» **STATED EXERCISE**
All lines below must be repeated exactly, with the pictures omitted.

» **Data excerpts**
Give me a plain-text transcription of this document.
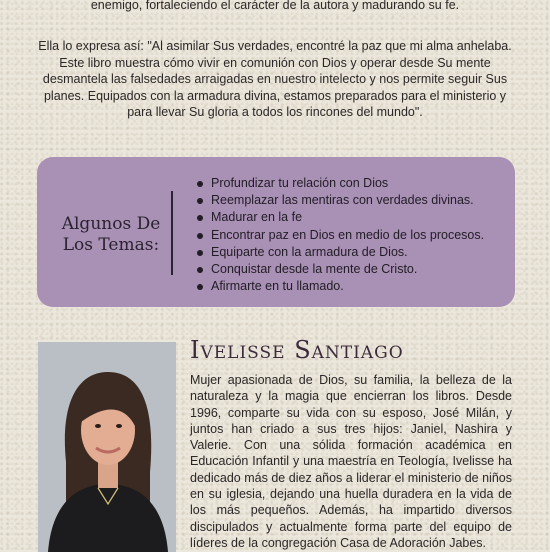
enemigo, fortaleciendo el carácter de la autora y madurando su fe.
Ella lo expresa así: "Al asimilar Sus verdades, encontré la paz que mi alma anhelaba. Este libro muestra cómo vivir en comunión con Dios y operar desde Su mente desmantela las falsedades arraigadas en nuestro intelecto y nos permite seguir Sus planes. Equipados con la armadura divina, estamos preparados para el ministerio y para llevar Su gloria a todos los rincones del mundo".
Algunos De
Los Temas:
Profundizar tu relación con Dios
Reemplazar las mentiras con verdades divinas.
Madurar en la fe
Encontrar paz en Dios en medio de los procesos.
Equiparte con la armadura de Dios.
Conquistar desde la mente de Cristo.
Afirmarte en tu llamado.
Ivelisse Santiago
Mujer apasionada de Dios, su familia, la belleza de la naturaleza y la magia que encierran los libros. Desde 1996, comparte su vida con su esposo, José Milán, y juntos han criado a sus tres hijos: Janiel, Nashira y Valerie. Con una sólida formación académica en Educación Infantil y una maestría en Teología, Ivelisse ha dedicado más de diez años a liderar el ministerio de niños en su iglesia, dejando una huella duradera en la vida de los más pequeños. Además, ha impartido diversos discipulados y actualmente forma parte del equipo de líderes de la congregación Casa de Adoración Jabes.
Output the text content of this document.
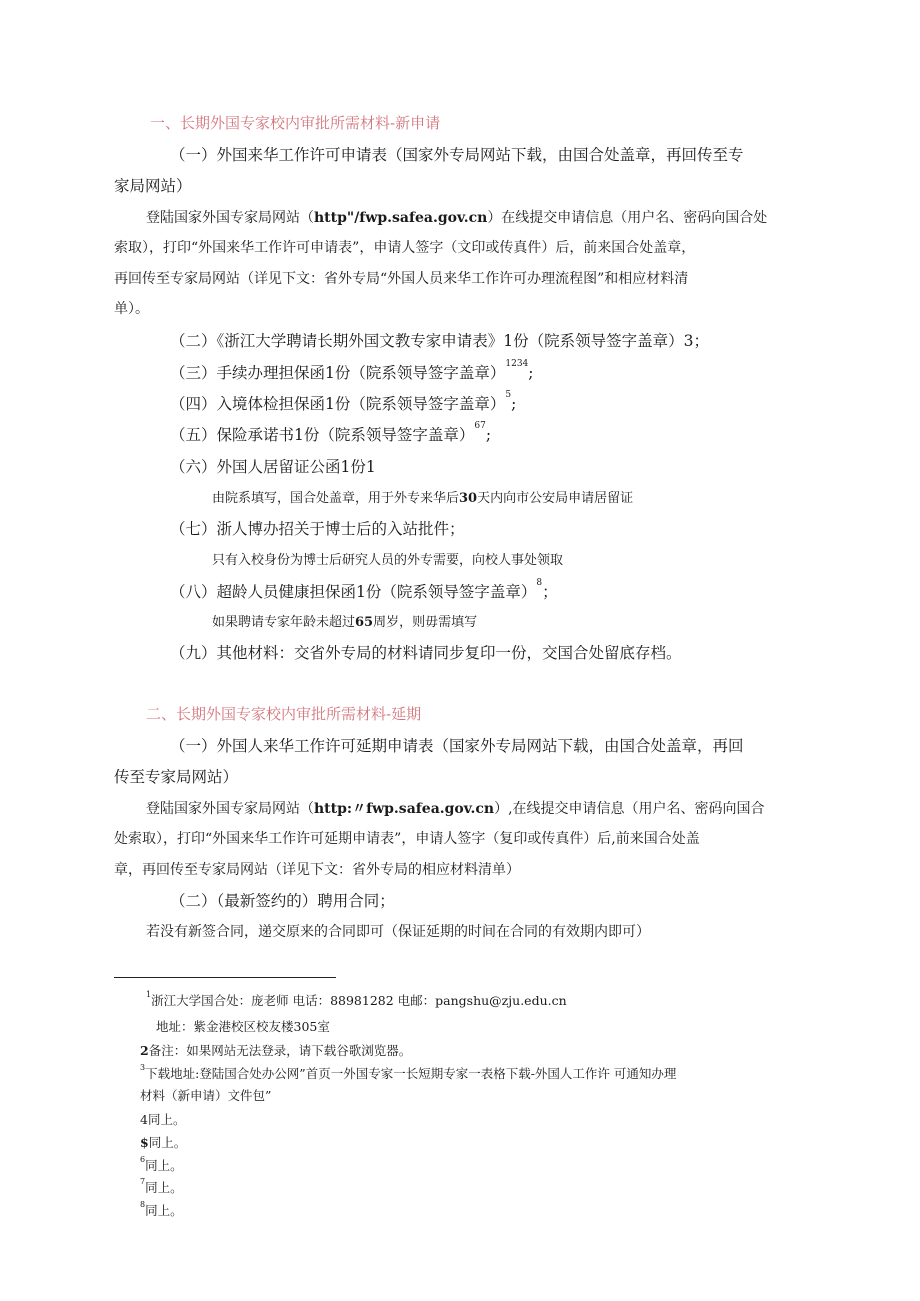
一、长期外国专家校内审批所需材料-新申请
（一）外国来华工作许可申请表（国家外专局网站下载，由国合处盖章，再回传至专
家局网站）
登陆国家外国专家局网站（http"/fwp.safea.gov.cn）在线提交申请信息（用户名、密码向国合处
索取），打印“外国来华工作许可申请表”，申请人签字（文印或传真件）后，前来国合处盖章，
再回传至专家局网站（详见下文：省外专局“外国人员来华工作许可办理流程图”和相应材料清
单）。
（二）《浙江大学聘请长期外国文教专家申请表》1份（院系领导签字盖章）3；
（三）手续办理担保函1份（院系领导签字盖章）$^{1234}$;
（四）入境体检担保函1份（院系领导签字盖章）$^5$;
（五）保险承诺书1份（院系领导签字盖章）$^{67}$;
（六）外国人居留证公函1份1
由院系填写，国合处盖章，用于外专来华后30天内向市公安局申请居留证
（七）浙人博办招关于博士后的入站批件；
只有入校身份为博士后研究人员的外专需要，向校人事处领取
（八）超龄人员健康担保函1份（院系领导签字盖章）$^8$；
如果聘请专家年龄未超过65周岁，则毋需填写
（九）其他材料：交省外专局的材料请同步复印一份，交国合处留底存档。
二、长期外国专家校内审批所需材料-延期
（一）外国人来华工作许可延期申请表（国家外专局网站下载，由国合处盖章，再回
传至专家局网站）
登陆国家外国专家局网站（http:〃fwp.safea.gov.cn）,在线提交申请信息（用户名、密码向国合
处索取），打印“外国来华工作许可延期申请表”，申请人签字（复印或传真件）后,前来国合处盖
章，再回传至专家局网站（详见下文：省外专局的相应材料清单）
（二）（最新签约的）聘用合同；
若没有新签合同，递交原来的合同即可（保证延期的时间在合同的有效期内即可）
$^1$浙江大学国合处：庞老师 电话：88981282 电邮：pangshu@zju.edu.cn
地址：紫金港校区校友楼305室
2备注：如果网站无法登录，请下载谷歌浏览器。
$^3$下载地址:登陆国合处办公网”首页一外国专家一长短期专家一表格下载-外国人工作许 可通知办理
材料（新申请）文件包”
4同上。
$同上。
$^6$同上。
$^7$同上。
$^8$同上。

» **RESPONSE BELOW**
Give me a plain-text transcription of this document.
enemigo, fortaleciendo el carácter de la autora y madurando su fe.
Ella lo expresa así: "Al asimilar Sus verdades, encontré la paz que mi alma anhelaba. Este libro muestra cómo vivir en comunión con Dios y operar desde Su mente desmantela las falsedades arraigadas en nuestro intelecto y nos permite seguir Sus planes. Equipados con la armadura divina, estamos preparados para el ministerio y para llevar Su gloria a todos los rincones del mundo".
Algunos De
Los Temas:
Profundizar tu relación con Dios
Reemplazar las mentiras con verdades divinas.
Madurar en la fe
Encontrar paz en Dios en medio de los procesos.
Equiparte con la armadura de Dios.
Conquistar desde la mente de Cristo.
Afirmarte en tu llamado.
Ivelisse Santiago
Mujer apasionada de Dios, su familia, la belleza de la naturaleza y la magia que encierran los libros. Desde 1996, comparte su vida con su esposo, José Milán, y juntos han criado a sus tres hijos: Janiel, Nashira y Valerie. Con una sólida formación académica en Educación Infantil y una maestría en Teología, Ivelisse ha dedicado más de diez años a liderar el ministerio de niños en su iglesia, dejando una huella duradera en la vida de los más pequeños. Además, ha impartido diversos discipulados y actualmente forma parte del equipo de líderes de la congregación Casa de Adoración Jabes.
Output the text content of this document.
一、长期外国专家校内审批所需材料-新申请
（一）外国来华工作许可申请表（国家外专局网站下载，由国合处盖章，再回传至专
家局网站）
登陆国家外国专家局网站（http"/fwp.safea.gov.cn）在线提交申请信息（用户名、密码向国合处
索取），打印“外国来华工作许可申请表”，申请人签字（文印或传真件）后，前来国合处盖章，
再回传至专家局网站（详见下文：省外专局“外国人员来华工作许可办理流程图”和相应材料清
单）。
（二）《浙江大学聘请长期外国文教专家申请表》1份（院系领导签字盖章）3；
（三）手续办理担保函1份（院系领导签字盖章）$^{1234}$;
（四）入境体检担保函1份（院系领导签字盖章）$^5$;
（五）保险承诺书1份（院系领导签字盖章）$^{67}$;
（六）外国人居留证公函1份1
由院系填写，国合处盖章，用于外专来华后30天内向市公安局申请居留证
（七）浙人博办招关于博士后的入站批件；
只有入校身份为博士后研究人员的外专需要，向校人事处领取
（八）超龄人员健康担保函1份（院系领导签字盖章）$^8$；
如果聘请专家年龄未超过65周岁，则毋需填写
（九）其他材料：交省外专局的材料请同步复印一份，交国合处留底存档。
二、长期外国专家校内审批所需材料-延期
（一）外国人来华工作许可延期申请表（国家外专局网站下载，由国合处盖章，再回
传至专家局网站）
登陆国家外国专家局网站（http:〃fwp.safea.gov.cn）,在线提交申请信息（用户名、密码向国合
处索取），打印“外国来华工作许可延期申请表”，申请人签字（复印或传真件）后,前来国合处盖
章，再回传至专家局网站（详见下文：省外专局的相应材料清单）
（二）（最新签约的）聘用合同；
若没有新签合同，递交原来的合同即可（保证延期的时间在合同的有效期内即可）
$^1$浙江大学国合处：庞老师 电话：88981282 电邮：pangshu@zju.edu.cn
地址：紫金港校区校友楼305室
2备注：如果网站无法登录，请下载谷歌浏览器。
$^3$下载地址:登陆国合处办公网”首页一外国专家一长短期专家一表格下载-外国人工作许 可通知办理
材料（新申请）文件包”
4同上。
$同上。
$^6$同上。
$^7$同上。
$^8$同上。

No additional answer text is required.